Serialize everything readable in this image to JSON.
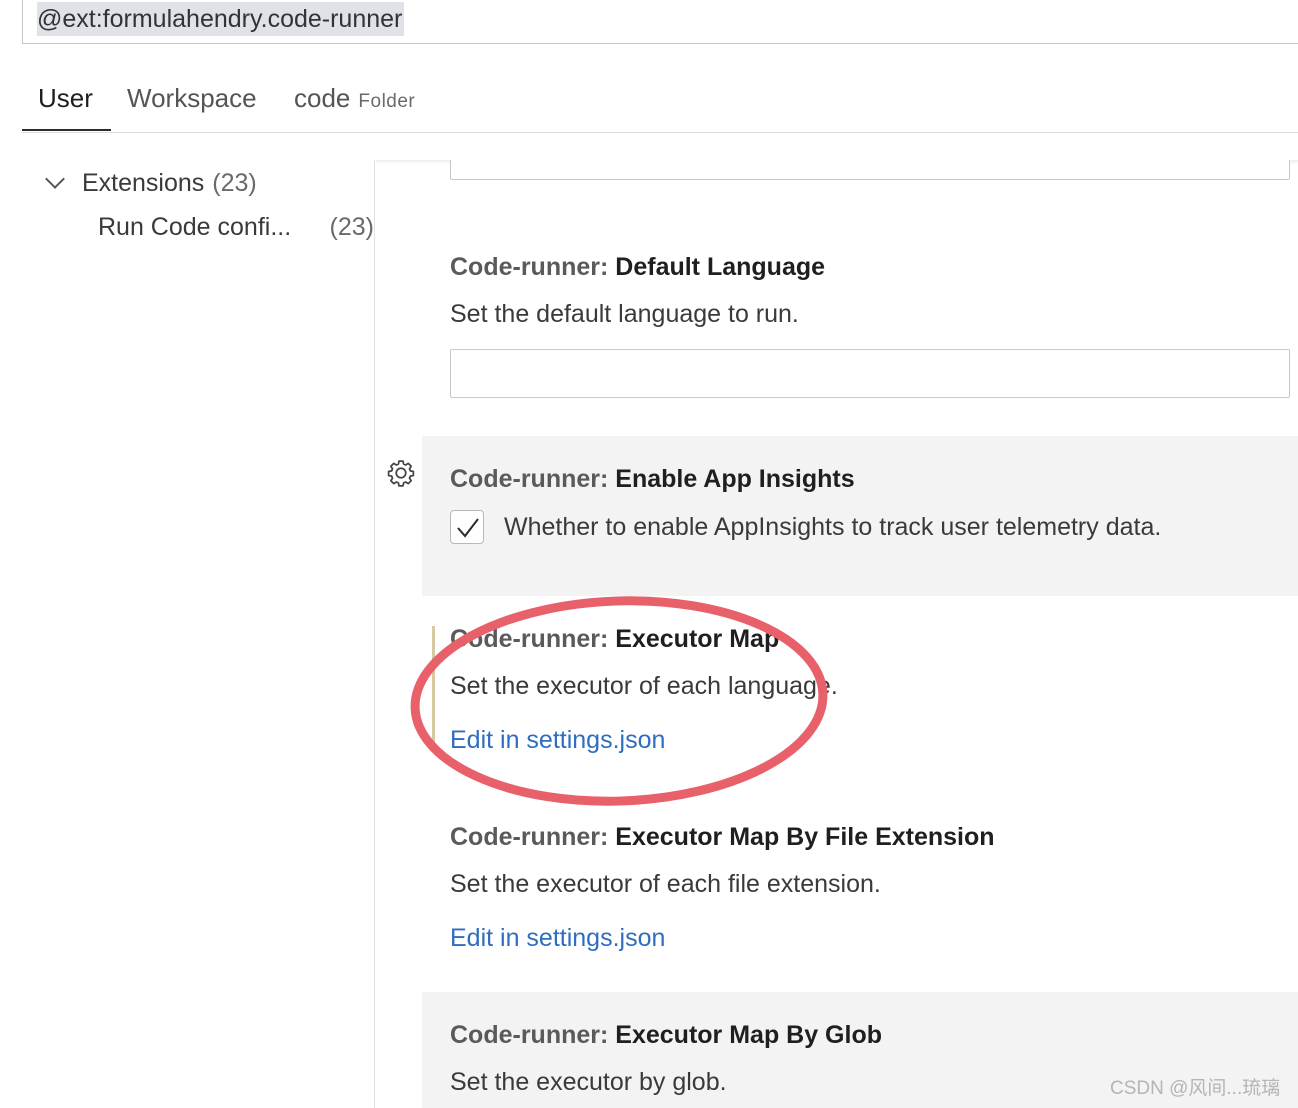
{
  "search": {
    "value": "@ext:formulahendry.code-runner"
  },
  "tabs": [
    {
      "label": "User",
      "active": true
    },
    {
      "label": "Workspace",
      "active": false
    },
    {
      "label": "code",
      "sublabel": "Folder",
      "active": false
    }
  ],
  "toc": {
    "group_label": "Extensions",
    "group_count": "(23)",
    "item_label": "Run Code confi...",
    "item_count": "(23)"
  },
  "settings": [
    {
      "category": "Code-runner:",
      "name": "Default Language",
      "description": "Set the default language to run.",
      "control": "text",
      "value": ""
    },
    {
      "category": "Code-runner:",
      "name": "Enable App Insights",
      "description": "Whether to enable AppInsights to track user telemetry data.",
      "control": "checkbox",
      "checked": true,
      "icon": "gear-icon"
    },
    {
      "category": "Code-runner:",
      "name": "Executor Map",
      "description": "Set the executor of each language.",
      "link": "Edit in settings.json"
    },
    {
      "category": "Code-runner:",
      "name": "Executor Map By File Extension",
      "description": "Set the executor of each file extension.",
      "link": "Edit in settings.json"
    },
    {
      "category": "Code-runner:",
      "name": "Executor Map By Glob",
      "description": "Set the executor by glob."
    }
  ],
  "annotation": {
    "color": "#e8606a"
  },
  "watermark": "CSDN @风间...琉璃",
  "colors": {
    "link": "#2f6dc0",
    "highlight_bg": "#f3f3f3",
    "modified_bar": "#d9c9a3"
  }
}
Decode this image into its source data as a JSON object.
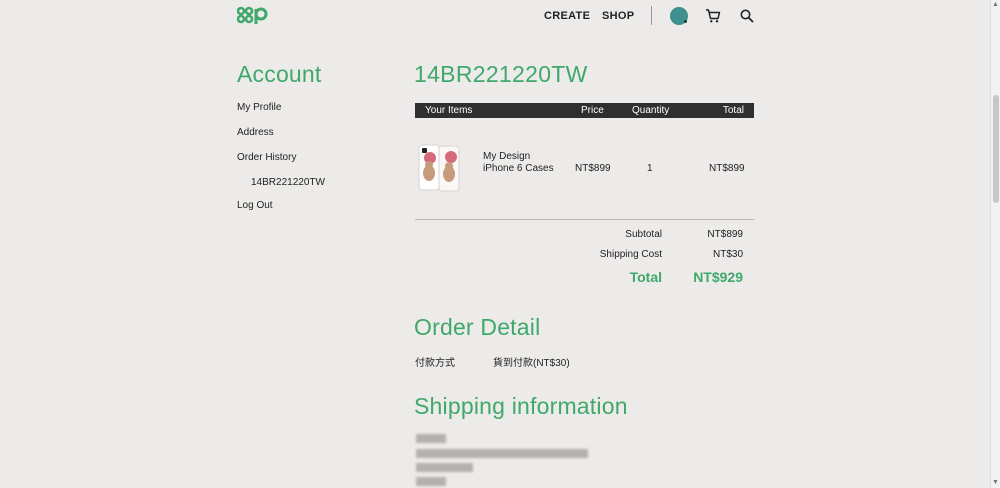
{
  "header": {
    "nav": [
      "CREATE",
      "SHOP"
    ]
  },
  "sidebar": {
    "title": "Account",
    "items": [
      {
        "label": "My Profile"
      },
      {
        "label": "Address"
      },
      {
        "label": "Order History"
      },
      {
        "label": "14BR221220TW"
      },
      {
        "label": "Log Out"
      }
    ]
  },
  "order": {
    "id": "14BR221220TW",
    "columns": [
      "Your Items",
      "Price",
      "Quantity",
      "Total"
    ],
    "item": {
      "name_line1": "My Design",
      "name_line2": "iPhone 6 Cases",
      "price": "NT$899",
      "quantity": "1",
      "total": "NT$899"
    },
    "summary": {
      "subtotal_label": "Subtotal",
      "subtotal": "NT$899",
      "shipping_label": "Shipping Cost",
      "shipping": "NT$30",
      "total_label": "Total",
      "total": "NT$929"
    }
  },
  "order_detail": {
    "title": "Order Detail",
    "payment_label": "付款方式",
    "payment_value": "貨到付款(NT$30)"
  },
  "shipping": {
    "title": "Shipping information"
  },
  "icons": {
    "logo": "88p-logo",
    "cart": "cart-icon",
    "search": "search-icon"
  },
  "colors": {
    "accent": "#3fa86a",
    "avatar": "#3f8f8e",
    "table_header": "#2f2f2f"
  }
}
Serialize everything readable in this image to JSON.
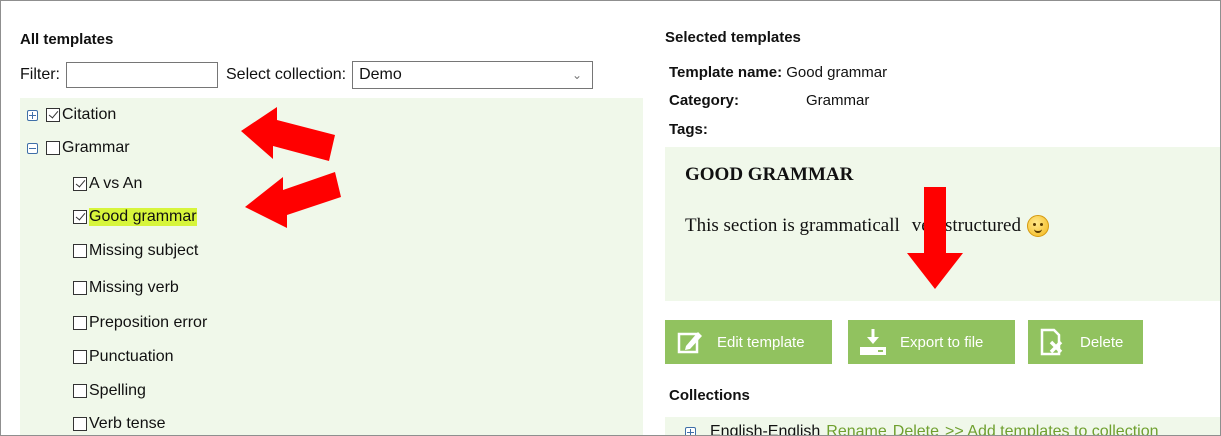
{
  "left_panel": {
    "title": "All templates",
    "filter_label": "Filter:",
    "filter_value": "",
    "collection_label": "Select collection:",
    "collection_value": "Demo",
    "tree": [
      {
        "label": "Citation",
        "expanded": false,
        "checked": true
      },
      {
        "label": "Grammar",
        "expanded": true,
        "checked": false,
        "children": [
          {
            "label": "A vs An",
            "checked": true
          },
          {
            "label": "Good grammar",
            "checked": true,
            "highlighted": true
          },
          {
            "label": "Missing subject",
            "checked": false
          },
          {
            "label": "Missing verb",
            "checked": false
          },
          {
            "label": "Preposition error",
            "checked": false
          },
          {
            "label": "Punctuation",
            "checked": false
          },
          {
            "label": "Spelling",
            "checked": false
          },
          {
            "label": "Verb tense",
            "checked": false
          }
        ]
      }
    ]
  },
  "right_panel": {
    "title": "Selected templates",
    "name_label": "Template name:",
    "name_value": "Good grammar",
    "category_label": "Category:",
    "category_value": "Grammar",
    "tags_label": "Tags:",
    "preview_title": "GOOD GRAMMAR",
    "preview_body_a": "This section is grammaticall",
    "preview_body_b": "vell structured",
    "buttons": {
      "edit": "Edit template",
      "export": "Export to file",
      "delete": "Delete"
    },
    "collections_title": "Collections",
    "collection_row": {
      "name": "English-English",
      "rename": "Rename",
      "delete": "Delete",
      "add": ">> Add templates to collection"
    }
  },
  "colors": {
    "button_green": "#91c25f",
    "panel_bg": "#f0f8ea",
    "highlight": "#d7f53b",
    "arrow_red": "#ff0000",
    "link_green": "#6fa02f"
  }
}
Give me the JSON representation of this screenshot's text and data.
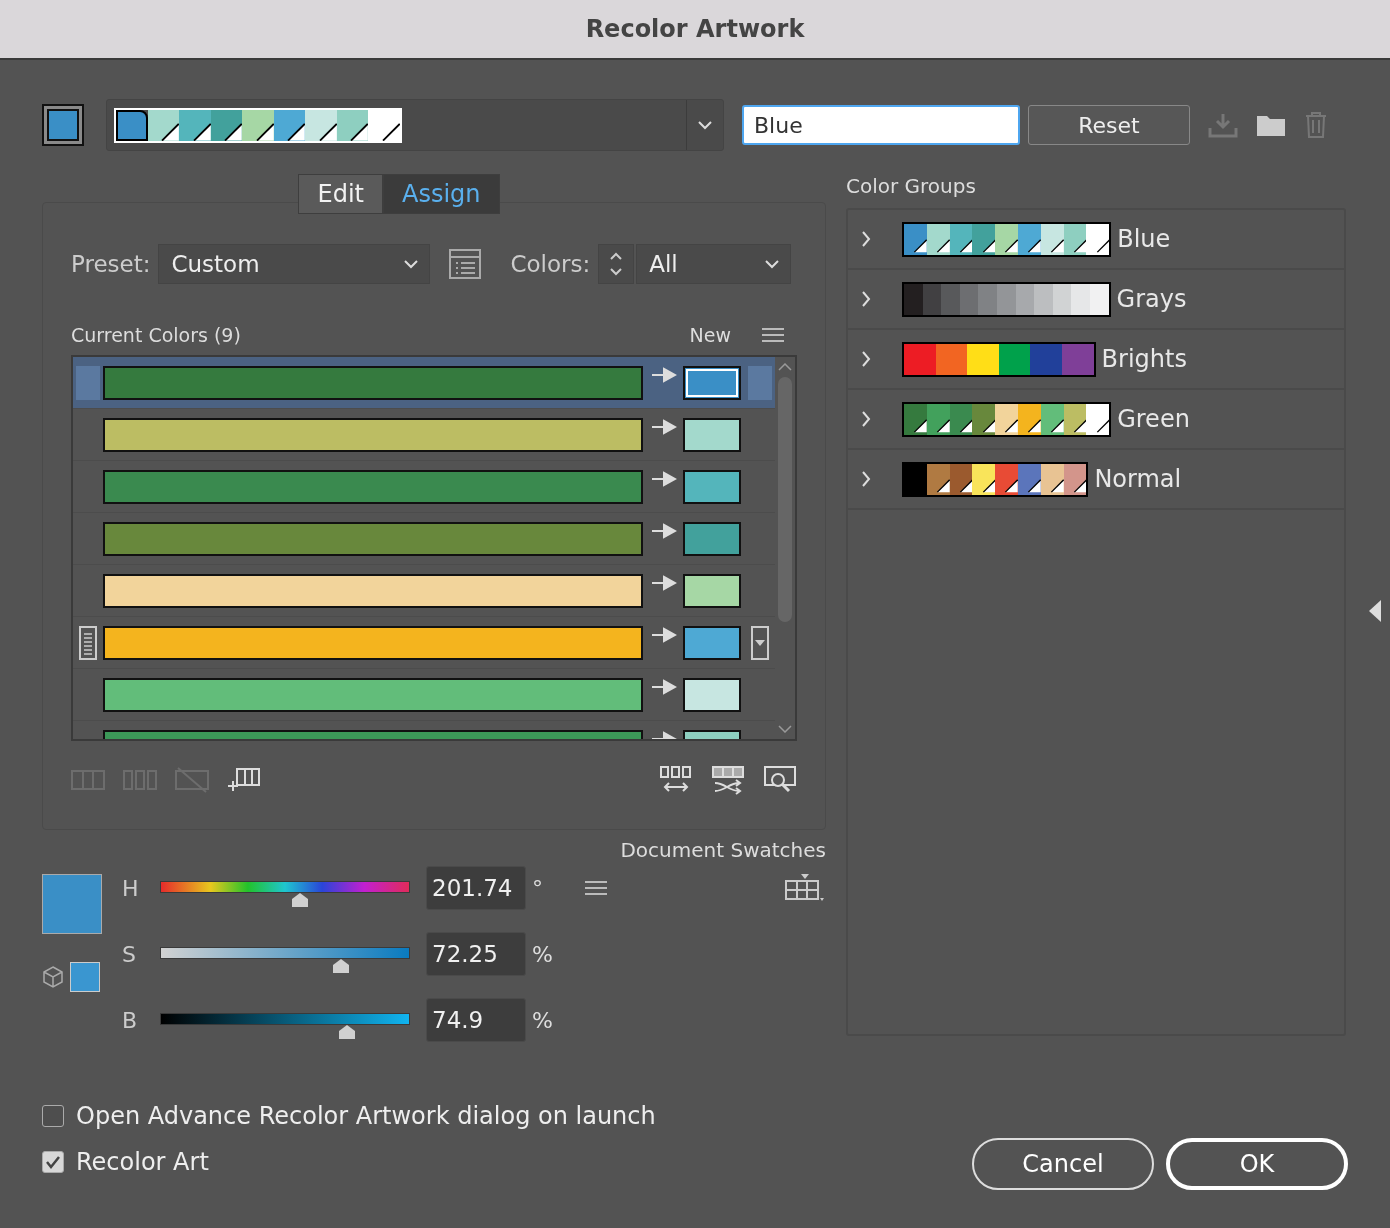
{
  "window": {
    "title": "Recolor Artwork"
  },
  "active_color": {
    "color": "#3a8fc6"
  },
  "group_strip": [
    {
      "color": "#3a8fc6",
      "global": false,
      "selected": true
    },
    {
      "color": "#a3d9cc",
      "global": true,
      "selected": false
    },
    {
      "color": "#54b5bb",
      "global": true,
      "selected": false
    },
    {
      "color": "#42a19c",
      "global": true,
      "selected": false
    },
    {
      "color": "#a6d7a5",
      "global": true,
      "selected": false
    },
    {
      "color": "#4ea9d4",
      "global": true,
      "selected": false
    },
    {
      "color": "#c7e6e1",
      "global": true,
      "selected": false
    },
    {
      "color": "#8ecfc0",
      "global": true,
      "selected": false
    },
    {
      "color": "#ffffff",
      "global": true,
      "selected": false
    }
  ],
  "name_field": {
    "value": "Blue"
  },
  "reset_button": "Reset",
  "tabs": [
    {
      "label": "Edit",
      "selected": false
    },
    {
      "label": "Assign",
      "selected": true
    }
  ],
  "preset": {
    "label": "Preset:",
    "value": "Custom"
  },
  "colors": {
    "label": "Colors:",
    "value": "All"
  },
  "current_colors": {
    "title": "Current Colors (9)",
    "new_label": "New",
    "rows": [
      {
        "current": {
          "color": "#357a3e"
        },
        "new": {
          "color": "#3a8fc6"
        },
        "selected": true,
        "hovered": false
      },
      {
        "current": {
          "color": "#bcbd63"
        },
        "new": {
          "color": "#a3d9cc"
        },
        "selected": false,
        "hovered": false
      },
      {
        "current": {
          "color": "#3a8a4f"
        },
        "new": {
          "color": "#54b5bb"
        },
        "selected": false,
        "hovered": false
      },
      {
        "current": {
          "color": "#68883c"
        },
        "new": {
          "color": "#42a19c"
        },
        "selected": false,
        "hovered": false
      },
      {
        "current": {
          "color": "#f2d49b"
        },
        "new": {
          "color": "#a6d7a5"
        },
        "selected": false,
        "hovered": false
      },
      {
        "current": {
          "color": "#f4b41e"
        },
        "new": {
          "color": "#4ea9d4"
        },
        "selected": false,
        "hovered": true
      },
      {
        "current": {
          "color": "#62bd7a"
        },
        "new": {
          "color": "#c7e6e1"
        },
        "selected": false,
        "hovered": false
      },
      {
        "current": {
          "color": "#3c9858"
        },
        "new": {
          "color": "#8ecfc0"
        },
        "selected": false,
        "hovered": false
      }
    ]
  },
  "document_swatches": "Document Swatches",
  "editor_color": {
    "color": "#3a8fc6"
  },
  "sliders": [
    {
      "kind": "hue",
      "label": "H",
      "level": 0.5604,
      "reading": "201.74",
      "unit": "°"
    },
    {
      "kind": "saturation",
      "label": "S",
      "level": 0.7225,
      "reading": "72.25",
      "unit": "%"
    },
    {
      "kind": "brightness",
      "label": "B",
      "level": 0.749,
      "reading": "74.9",
      "unit": "%"
    }
  ],
  "color_groups": {
    "title": "Color Groups",
    "groups": [
      {
        "name": "Blue",
        "expanded": false,
        "swatches": [
          {
            "color": "#3a8fc6",
            "global": true
          },
          {
            "color": "#a3d9cc",
            "global": true
          },
          {
            "color": "#54b5bb",
            "global": true
          },
          {
            "color": "#42a19c",
            "global": true
          },
          {
            "color": "#a6d7a5",
            "global": true
          },
          {
            "color": "#4ea9d4",
            "global": true
          },
          {
            "color": "#c7e6e1",
            "global": true
          },
          {
            "color": "#8ecfc0",
            "global": true
          },
          {
            "color": "#ffffff",
            "global": true
          }
        ]
      },
      {
        "name": "Grays",
        "expanded": false,
        "swatches": [
          {
            "color": "#231f20",
            "global": false
          },
          {
            "color": "#414042",
            "global": false
          },
          {
            "color": "#58595b",
            "global": false
          },
          {
            "color": "#6d6e71",
            "global": false
          },
          {
            "color": "#808285",
            "global": false
          },
          {
            "color": "#939598",
            "global": false
          },
          {
            "color": "#a7a9ac",
            "global": false
          },
          {
            "color": "#bcbec0",
            "global": false
          },
          {
            "color": "#d1d3d4",
            "global": false
          },
          {
            "color": "#e6e7e8",
            "global": false
          },
          {
            "color": "#f1f1f2",
            "global": false
          }
        ]
      },
      {
        "name": "Brights",
        "expanded": false,
        "swatches": [
          {
            "color": "#ed1c24",
            "global": false
          },
          {
            "color": "#f26522",
            "global": false
          },
          {
            "color": "#ffde17",
            "global": false
          },
          {
            "color": "#00a14b",
            "global": false
          },
          {
            "color": "#21409a",
            "global": false
          },
          {
            "color": "#7f3f98",
            "global": false
          }
        ]
      },
      {
        "name": "Green",
        "expanded": false,
        "swatches": [
          {
            "color": "#357a3e",
            "global": true
          },
          {
            "color": "#42a15c",
            "global": true
          },
          {
            "color": "#3a8a4f",
            "global": true
          },
          {
            "color": "#68883c",
            "global": true
          },
          {
            "color": "#f2d49b",
            "global": true
          },
          {
            "color": "#f4b41e",
            "global": true
          },
          {
            "color": "#62bd7a",
            "global": true
          },
          {
            "color": "#bcbd63",
            "global": true
          },
          {
            "color": "#ffffff",
            "global": true
          }
        ]
      },
      {
        "name": "Normal",
        "expanded": false,
        "swatches": [
          {
            "color": "#000000",
            "global": false
          },
          {
            "color": "#b07a42",
            "global": true
          },
          {
            "color": "#9b5a2e",
            "global": true
          },
          {
            "color": "#f9e45a",
            "global": true
          },
          {
            "color": "#e84b35",
            "global": true
          },
          {
            "color": "#5b75bb",
            "global": true
          },
          {
            "color": "#e8c393",
            "global": true
          },
          {
            "color": "#d3958b",
            "global": true
          }
        ]
      }
    ]
  },
  "options": [
    {
      "label": "Open Advance Recolor Artwork dialog on launch",
      "checked": false
    },
    {
      "label": "Recolor Art",
      "checked": true
    }
  ],
  "buttons": [
    {
      "label": "Cancel",
      "default": false
    },
    {
      "label": "OK",
      "default": true
    }
  ]
}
○ ○ ○ ○ ○ ○ ○
**EXERCISE DESCRIPTION:** Which lines of the data above contain "templates"? Copy each one.

**SOLUTION BELOW:**
    "title": "All templates",
    "title": "Selected templates",
      "add": ">> Add templates to collection"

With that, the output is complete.